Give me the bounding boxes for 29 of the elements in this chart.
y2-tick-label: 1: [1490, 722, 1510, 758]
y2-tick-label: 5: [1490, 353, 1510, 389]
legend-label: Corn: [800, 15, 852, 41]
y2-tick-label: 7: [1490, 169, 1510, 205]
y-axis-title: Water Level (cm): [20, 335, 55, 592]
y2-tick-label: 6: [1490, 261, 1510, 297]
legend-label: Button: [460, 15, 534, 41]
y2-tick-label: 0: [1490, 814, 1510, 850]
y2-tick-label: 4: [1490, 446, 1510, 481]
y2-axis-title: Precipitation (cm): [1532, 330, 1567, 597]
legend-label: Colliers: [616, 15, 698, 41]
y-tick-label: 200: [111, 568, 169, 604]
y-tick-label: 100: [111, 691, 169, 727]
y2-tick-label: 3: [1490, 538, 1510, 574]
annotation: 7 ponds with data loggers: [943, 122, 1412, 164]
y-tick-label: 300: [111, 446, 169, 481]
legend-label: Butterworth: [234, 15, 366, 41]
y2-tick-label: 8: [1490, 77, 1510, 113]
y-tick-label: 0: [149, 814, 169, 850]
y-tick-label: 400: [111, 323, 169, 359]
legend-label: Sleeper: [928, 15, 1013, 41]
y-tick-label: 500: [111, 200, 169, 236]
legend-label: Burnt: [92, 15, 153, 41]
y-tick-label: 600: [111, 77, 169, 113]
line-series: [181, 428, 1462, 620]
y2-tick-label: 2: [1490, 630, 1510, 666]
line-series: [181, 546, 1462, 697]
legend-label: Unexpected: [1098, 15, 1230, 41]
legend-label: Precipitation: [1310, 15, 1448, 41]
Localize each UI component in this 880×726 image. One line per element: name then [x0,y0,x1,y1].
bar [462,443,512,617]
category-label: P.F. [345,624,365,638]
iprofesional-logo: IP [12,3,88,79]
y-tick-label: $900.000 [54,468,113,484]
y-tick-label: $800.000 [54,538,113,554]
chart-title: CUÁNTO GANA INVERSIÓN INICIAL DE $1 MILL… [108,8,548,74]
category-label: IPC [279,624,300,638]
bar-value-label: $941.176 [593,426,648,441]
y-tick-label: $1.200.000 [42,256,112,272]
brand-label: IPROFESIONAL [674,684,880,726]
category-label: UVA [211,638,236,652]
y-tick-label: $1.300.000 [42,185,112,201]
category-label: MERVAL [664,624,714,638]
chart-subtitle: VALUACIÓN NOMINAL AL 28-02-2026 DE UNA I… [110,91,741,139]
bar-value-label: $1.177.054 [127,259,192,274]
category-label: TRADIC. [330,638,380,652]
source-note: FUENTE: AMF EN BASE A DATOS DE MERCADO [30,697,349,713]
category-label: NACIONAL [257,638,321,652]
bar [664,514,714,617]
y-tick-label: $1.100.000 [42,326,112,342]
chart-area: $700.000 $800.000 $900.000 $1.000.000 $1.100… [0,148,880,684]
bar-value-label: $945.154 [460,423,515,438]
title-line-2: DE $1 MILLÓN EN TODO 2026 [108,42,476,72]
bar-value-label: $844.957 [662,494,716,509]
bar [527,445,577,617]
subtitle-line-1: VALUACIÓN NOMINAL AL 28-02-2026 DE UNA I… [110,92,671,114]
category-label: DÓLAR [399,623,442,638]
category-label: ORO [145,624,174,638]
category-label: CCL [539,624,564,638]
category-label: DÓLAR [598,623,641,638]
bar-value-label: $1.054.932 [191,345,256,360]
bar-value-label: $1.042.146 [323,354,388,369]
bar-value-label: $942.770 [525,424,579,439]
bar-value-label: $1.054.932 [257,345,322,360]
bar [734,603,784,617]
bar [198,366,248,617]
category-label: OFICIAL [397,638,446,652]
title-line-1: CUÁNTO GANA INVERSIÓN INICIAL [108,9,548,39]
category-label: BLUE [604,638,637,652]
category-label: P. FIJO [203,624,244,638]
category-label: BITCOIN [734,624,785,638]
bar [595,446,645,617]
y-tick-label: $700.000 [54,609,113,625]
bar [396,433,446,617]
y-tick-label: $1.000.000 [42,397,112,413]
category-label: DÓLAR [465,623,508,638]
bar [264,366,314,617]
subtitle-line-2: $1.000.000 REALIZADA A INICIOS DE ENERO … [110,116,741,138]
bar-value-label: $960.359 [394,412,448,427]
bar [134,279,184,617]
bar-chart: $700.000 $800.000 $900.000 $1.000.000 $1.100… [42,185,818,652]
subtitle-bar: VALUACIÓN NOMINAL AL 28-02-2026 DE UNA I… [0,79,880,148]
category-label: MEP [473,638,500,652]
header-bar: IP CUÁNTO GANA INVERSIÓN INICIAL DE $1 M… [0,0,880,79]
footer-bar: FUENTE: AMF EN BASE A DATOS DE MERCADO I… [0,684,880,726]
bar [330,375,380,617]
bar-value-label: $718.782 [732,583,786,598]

=-=-=-=-=

THE EXERCISE: Copy the material verbatim from its first line down to and including the line that contains "y2-tick-label: 2: [1490, 630, 1510, 666]".

SOLUTION:
Give me the bounding boxes for 29 of the elements in this chart.
y2-tick-label: 1: [1490, 722, 1510, 758]
y2-tick-label: 5: [1490, 353, 1510, 389]
legend-label: Corn: [800, 15, 852, 41]
y2-tick-label: 7: [1490, 169, 1510, 205]
y-axis-title: Water Level (cm): [20, 335, 55, 592]
y2-tick-label: 6: [1490, 261, 1510, 297]
legend-label: Button: [460, 15, 534, 41]
y2-tick-label: 0: [1490, 814, 1510, 850]
y2-tick-label: 4: [1490, 446, 1510, 481]
y2-axis-title: Precipitation (cm): [1532, 330, 1567, 597]
legend-label: Colliers: [616, 15, 698, 41]
y-tick-label: 200: [111, 568, 169, 604]
y-tick-label: 100: [111, 691, 169, 727]
y2-tick-label: 3: [1490, 538, 1510, 574]
annotation: 7 ponds with data loggers: [943, 122, 1412, 164]
y-tick-label: 300: [111, 446, 169, 481]
legend-label: Butterworth: [234, 15, 366, 41]
y2-tick-label: 8: [1490, 77, 1510, 113]
y-tick-label: 0: [149, 814, 169, 850]
y-tick-label: 400: [111, 323, 169, 359]
legend-label: Sleeper: [928, 15, 1013, 41]
y-tick-label: 500: [111, 200, 169, 236]
legend-label: Burnt: [92, 15, 153, 41]
y-tick-label: 600: [111, 77, 169, 113]
line-series: [181, 428, 1462, 620]
y2-tick-label: 2: [1490, 630, 1510, 666]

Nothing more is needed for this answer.